◆ **ENTRIES**:
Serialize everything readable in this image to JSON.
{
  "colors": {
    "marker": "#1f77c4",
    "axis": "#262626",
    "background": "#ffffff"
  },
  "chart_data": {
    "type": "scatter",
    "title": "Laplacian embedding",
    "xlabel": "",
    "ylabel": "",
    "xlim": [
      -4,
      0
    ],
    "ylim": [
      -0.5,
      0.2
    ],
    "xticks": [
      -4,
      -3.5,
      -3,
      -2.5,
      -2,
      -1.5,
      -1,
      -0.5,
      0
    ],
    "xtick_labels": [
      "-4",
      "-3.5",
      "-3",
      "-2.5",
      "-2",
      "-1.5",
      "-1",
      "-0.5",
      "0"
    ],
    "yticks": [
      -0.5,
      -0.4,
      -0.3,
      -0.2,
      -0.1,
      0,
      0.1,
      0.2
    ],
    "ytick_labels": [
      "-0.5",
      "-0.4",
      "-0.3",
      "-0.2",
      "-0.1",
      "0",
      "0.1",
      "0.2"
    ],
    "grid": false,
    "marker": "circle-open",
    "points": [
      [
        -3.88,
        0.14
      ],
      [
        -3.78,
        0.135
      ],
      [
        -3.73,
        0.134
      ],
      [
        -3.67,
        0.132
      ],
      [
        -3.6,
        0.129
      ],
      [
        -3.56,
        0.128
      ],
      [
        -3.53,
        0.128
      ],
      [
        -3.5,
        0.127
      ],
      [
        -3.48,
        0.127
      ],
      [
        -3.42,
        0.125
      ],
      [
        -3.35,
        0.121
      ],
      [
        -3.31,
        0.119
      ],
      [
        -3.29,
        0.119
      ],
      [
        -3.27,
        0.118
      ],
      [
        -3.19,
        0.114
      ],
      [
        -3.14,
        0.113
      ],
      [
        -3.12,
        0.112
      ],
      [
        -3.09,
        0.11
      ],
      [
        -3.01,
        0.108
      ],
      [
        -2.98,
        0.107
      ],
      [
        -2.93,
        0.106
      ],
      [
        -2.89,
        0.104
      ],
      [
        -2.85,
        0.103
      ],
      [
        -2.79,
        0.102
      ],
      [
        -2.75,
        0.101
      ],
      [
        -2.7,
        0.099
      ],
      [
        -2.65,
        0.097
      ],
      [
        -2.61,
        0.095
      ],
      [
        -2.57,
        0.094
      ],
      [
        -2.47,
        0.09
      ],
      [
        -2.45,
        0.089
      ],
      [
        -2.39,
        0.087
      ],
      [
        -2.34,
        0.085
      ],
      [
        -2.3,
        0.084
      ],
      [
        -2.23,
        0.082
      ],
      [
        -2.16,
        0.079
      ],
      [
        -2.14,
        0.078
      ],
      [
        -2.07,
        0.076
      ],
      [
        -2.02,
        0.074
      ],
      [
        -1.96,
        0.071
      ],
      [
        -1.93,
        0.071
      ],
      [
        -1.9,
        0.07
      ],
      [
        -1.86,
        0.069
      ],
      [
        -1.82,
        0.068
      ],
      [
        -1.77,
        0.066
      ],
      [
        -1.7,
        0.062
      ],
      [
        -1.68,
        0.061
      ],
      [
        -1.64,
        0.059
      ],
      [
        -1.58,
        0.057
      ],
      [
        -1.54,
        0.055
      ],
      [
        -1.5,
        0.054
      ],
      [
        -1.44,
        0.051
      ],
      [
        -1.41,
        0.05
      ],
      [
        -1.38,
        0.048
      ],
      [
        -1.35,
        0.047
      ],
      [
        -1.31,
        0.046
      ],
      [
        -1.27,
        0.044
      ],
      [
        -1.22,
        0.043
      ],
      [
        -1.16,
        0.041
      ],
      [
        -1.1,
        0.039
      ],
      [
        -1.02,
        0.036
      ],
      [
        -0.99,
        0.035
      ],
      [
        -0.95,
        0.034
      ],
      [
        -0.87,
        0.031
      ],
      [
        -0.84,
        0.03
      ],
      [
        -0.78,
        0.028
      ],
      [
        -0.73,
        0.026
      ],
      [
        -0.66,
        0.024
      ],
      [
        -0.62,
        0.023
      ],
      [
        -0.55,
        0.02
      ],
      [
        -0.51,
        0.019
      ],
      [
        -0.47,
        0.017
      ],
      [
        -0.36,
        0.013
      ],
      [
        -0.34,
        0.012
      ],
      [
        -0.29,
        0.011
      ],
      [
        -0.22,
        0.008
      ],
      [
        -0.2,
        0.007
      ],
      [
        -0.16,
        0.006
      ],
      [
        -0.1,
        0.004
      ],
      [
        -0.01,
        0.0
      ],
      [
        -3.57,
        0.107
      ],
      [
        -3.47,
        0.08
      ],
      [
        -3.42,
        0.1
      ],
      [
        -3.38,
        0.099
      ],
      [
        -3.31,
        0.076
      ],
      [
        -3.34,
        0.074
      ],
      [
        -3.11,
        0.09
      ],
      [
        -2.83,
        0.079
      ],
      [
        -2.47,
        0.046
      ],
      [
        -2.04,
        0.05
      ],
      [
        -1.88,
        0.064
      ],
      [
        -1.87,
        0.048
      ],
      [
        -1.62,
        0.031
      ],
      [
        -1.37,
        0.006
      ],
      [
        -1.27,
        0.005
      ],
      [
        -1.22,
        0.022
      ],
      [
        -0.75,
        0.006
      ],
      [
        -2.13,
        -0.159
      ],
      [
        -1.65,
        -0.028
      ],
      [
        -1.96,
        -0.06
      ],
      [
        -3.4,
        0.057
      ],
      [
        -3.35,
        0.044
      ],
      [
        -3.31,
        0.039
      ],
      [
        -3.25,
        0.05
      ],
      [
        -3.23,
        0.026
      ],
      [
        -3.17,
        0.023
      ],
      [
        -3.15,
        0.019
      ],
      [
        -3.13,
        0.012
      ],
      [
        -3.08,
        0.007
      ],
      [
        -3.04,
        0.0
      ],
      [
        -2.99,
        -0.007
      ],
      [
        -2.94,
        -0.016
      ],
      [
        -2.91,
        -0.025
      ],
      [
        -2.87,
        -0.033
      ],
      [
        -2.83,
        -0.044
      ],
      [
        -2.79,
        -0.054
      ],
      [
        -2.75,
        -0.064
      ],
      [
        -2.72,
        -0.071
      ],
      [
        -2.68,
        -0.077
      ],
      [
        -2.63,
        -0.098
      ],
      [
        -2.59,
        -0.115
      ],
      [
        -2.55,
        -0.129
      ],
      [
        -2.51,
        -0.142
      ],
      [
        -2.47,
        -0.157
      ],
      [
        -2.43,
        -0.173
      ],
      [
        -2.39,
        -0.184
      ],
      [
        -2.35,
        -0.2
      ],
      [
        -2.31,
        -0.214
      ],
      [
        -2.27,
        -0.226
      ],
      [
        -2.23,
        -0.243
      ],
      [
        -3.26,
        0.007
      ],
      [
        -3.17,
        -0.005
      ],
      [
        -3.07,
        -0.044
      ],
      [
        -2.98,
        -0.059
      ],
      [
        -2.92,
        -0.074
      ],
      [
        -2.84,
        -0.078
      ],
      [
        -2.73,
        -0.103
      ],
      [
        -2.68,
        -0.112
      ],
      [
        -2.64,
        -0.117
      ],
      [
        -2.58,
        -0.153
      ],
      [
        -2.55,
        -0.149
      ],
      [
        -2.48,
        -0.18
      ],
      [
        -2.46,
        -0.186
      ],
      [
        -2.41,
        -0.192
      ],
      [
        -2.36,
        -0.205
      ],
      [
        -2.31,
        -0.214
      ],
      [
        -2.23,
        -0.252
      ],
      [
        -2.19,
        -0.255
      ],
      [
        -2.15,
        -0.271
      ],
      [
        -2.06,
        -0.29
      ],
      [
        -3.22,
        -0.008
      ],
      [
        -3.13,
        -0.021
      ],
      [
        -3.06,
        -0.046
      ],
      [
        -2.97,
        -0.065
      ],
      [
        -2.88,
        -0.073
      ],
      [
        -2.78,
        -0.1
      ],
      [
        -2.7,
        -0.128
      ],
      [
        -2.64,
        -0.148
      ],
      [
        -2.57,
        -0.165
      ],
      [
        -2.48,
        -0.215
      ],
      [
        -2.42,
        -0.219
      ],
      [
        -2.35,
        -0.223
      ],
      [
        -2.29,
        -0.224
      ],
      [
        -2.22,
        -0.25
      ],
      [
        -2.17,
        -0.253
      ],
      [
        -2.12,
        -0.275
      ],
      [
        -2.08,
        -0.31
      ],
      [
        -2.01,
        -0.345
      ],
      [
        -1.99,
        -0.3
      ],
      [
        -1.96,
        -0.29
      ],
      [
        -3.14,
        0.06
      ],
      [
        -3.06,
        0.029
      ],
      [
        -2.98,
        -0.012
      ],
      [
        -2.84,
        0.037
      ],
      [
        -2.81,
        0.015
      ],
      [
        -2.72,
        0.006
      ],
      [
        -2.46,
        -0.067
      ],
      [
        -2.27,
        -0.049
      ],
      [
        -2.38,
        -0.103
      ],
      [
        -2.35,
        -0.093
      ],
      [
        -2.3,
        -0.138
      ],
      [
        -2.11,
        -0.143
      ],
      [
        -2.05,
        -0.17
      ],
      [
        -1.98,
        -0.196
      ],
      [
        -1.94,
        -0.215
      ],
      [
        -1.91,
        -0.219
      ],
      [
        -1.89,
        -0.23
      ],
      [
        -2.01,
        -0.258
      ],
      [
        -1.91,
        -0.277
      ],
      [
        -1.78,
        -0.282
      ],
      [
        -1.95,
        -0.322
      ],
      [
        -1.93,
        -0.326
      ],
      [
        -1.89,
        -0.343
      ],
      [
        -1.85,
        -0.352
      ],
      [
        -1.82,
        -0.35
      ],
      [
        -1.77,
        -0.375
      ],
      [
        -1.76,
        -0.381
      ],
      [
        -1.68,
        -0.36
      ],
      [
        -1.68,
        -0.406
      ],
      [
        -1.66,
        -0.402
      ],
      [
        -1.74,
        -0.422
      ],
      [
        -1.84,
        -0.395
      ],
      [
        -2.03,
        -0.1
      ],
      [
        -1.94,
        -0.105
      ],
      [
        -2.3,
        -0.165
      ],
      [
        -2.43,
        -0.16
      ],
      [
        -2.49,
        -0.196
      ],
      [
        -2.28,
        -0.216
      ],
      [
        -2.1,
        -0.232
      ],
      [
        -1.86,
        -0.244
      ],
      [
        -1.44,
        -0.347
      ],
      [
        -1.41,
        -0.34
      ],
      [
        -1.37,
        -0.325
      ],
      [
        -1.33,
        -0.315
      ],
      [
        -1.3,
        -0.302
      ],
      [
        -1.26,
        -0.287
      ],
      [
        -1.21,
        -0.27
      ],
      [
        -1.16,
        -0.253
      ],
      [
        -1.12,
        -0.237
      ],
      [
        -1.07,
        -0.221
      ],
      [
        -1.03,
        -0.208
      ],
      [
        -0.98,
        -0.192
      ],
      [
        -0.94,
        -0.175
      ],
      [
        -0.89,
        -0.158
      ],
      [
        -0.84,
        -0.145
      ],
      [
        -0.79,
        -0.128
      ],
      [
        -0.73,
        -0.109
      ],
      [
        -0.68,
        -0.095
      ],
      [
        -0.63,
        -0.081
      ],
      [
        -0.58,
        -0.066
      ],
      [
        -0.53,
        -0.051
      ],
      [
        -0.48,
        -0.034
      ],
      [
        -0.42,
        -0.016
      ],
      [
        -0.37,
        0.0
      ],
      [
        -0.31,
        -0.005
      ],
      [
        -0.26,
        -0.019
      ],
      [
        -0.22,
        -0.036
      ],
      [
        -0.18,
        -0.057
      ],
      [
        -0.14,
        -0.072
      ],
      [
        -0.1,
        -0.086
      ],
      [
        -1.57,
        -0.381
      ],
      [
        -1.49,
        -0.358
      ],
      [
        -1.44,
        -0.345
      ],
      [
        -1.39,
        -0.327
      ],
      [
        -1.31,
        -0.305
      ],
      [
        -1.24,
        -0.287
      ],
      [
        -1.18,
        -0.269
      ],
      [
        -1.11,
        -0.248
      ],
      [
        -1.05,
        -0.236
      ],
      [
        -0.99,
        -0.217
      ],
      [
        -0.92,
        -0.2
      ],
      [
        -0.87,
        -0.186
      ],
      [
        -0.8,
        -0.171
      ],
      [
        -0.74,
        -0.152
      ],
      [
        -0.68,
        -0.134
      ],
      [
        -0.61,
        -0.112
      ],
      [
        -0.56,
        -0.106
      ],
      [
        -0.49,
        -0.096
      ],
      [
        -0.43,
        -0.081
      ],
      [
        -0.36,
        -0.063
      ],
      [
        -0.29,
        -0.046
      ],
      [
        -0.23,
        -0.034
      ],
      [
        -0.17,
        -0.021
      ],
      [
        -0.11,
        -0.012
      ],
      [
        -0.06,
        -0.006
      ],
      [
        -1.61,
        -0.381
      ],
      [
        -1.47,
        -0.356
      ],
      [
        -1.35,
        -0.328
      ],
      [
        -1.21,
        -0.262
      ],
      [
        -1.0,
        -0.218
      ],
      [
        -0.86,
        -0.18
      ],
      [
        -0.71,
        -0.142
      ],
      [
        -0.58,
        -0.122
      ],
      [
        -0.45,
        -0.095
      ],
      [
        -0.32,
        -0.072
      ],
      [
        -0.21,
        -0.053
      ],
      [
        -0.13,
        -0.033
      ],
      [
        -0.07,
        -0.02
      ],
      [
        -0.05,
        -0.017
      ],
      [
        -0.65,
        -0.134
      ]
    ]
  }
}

--

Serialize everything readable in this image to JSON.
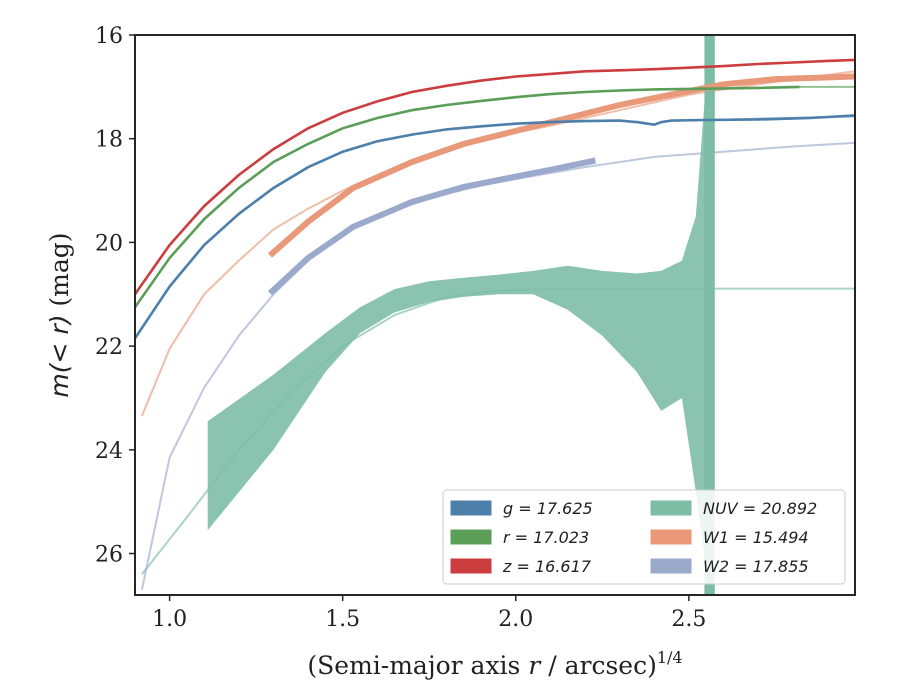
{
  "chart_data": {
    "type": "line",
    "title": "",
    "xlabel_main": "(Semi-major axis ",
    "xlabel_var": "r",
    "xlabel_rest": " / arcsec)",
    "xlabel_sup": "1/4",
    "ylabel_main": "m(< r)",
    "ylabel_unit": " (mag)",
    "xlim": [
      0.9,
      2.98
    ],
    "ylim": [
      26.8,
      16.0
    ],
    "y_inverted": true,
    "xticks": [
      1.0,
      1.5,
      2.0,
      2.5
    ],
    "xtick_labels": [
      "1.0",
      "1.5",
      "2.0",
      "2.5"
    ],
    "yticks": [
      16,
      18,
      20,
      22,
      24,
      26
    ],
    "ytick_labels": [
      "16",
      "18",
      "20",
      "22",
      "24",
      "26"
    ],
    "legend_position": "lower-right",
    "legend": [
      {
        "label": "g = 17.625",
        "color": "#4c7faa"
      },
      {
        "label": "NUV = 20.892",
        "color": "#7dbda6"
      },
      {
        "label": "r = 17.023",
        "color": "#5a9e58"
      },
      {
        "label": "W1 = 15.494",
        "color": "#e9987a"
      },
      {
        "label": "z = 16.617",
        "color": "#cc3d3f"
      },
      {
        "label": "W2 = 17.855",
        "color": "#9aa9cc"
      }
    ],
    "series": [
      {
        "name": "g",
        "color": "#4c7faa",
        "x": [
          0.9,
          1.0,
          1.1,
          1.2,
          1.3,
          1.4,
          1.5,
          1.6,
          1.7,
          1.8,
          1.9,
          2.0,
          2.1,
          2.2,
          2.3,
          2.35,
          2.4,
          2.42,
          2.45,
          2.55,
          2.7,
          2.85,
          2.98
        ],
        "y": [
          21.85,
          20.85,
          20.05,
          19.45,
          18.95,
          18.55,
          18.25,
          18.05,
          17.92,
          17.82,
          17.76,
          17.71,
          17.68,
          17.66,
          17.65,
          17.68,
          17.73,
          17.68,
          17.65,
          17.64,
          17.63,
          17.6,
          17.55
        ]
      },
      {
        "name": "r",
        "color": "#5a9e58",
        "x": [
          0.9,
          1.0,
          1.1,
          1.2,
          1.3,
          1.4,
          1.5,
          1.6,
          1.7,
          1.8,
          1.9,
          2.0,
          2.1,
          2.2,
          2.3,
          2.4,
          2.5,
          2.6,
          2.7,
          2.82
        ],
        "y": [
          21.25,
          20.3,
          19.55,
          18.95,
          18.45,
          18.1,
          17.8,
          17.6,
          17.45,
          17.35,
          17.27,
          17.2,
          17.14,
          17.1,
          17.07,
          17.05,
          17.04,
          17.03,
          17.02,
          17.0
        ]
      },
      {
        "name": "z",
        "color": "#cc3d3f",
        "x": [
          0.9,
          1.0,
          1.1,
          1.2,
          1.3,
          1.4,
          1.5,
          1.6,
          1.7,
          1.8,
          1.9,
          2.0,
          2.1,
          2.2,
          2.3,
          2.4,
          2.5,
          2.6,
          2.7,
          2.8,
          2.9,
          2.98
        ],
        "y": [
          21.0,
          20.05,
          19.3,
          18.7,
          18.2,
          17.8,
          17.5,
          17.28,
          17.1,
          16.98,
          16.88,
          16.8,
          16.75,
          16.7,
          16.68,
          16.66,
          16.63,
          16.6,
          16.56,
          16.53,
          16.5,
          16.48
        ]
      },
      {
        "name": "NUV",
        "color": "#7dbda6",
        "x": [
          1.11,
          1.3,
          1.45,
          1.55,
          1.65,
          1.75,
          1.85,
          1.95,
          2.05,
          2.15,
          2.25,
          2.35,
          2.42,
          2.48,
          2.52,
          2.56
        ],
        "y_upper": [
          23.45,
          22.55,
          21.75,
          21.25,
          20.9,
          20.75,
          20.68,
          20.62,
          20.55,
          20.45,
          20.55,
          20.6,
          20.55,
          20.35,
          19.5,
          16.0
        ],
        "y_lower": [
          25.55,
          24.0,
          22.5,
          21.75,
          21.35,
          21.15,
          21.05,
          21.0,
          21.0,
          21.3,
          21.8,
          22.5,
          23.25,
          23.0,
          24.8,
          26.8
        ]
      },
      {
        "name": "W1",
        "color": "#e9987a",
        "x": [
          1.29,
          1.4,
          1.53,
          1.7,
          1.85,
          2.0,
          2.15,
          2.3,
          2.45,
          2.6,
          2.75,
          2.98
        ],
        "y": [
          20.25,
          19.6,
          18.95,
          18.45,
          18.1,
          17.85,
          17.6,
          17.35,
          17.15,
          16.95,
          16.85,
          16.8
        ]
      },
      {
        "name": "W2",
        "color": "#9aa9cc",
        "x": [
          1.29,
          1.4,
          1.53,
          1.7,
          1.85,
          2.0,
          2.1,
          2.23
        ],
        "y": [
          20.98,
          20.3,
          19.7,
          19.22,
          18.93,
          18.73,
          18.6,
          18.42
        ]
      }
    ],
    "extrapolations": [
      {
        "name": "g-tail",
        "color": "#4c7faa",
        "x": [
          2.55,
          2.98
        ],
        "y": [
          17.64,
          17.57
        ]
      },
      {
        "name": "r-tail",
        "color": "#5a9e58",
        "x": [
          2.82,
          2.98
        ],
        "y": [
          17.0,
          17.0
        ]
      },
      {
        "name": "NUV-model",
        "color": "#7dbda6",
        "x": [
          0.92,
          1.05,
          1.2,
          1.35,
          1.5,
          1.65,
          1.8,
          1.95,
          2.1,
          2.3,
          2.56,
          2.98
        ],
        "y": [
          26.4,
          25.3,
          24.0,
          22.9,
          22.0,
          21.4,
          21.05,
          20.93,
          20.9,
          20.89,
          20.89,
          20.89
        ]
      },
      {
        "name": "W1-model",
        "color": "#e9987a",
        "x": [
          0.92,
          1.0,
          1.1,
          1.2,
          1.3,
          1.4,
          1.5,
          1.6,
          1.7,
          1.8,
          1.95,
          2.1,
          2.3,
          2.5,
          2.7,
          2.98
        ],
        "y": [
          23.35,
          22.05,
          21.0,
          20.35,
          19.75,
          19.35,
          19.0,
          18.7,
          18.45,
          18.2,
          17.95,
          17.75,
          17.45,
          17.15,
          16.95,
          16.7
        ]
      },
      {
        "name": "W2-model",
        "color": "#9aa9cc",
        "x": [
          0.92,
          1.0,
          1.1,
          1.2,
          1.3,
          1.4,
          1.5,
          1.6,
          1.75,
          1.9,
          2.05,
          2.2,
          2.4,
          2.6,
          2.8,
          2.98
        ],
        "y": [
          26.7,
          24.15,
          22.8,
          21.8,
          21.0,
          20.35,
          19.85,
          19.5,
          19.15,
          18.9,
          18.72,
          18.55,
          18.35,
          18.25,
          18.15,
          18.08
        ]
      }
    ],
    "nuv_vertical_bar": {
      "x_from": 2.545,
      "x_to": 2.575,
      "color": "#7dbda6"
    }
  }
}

◆ **TASK GOAL**: Go through the material and select each line with the string "model" in it.

◆ **TASK OUTPUT**:
        "name": "NUV-model",
        "name": "W1-model",
        "name": "W2-model",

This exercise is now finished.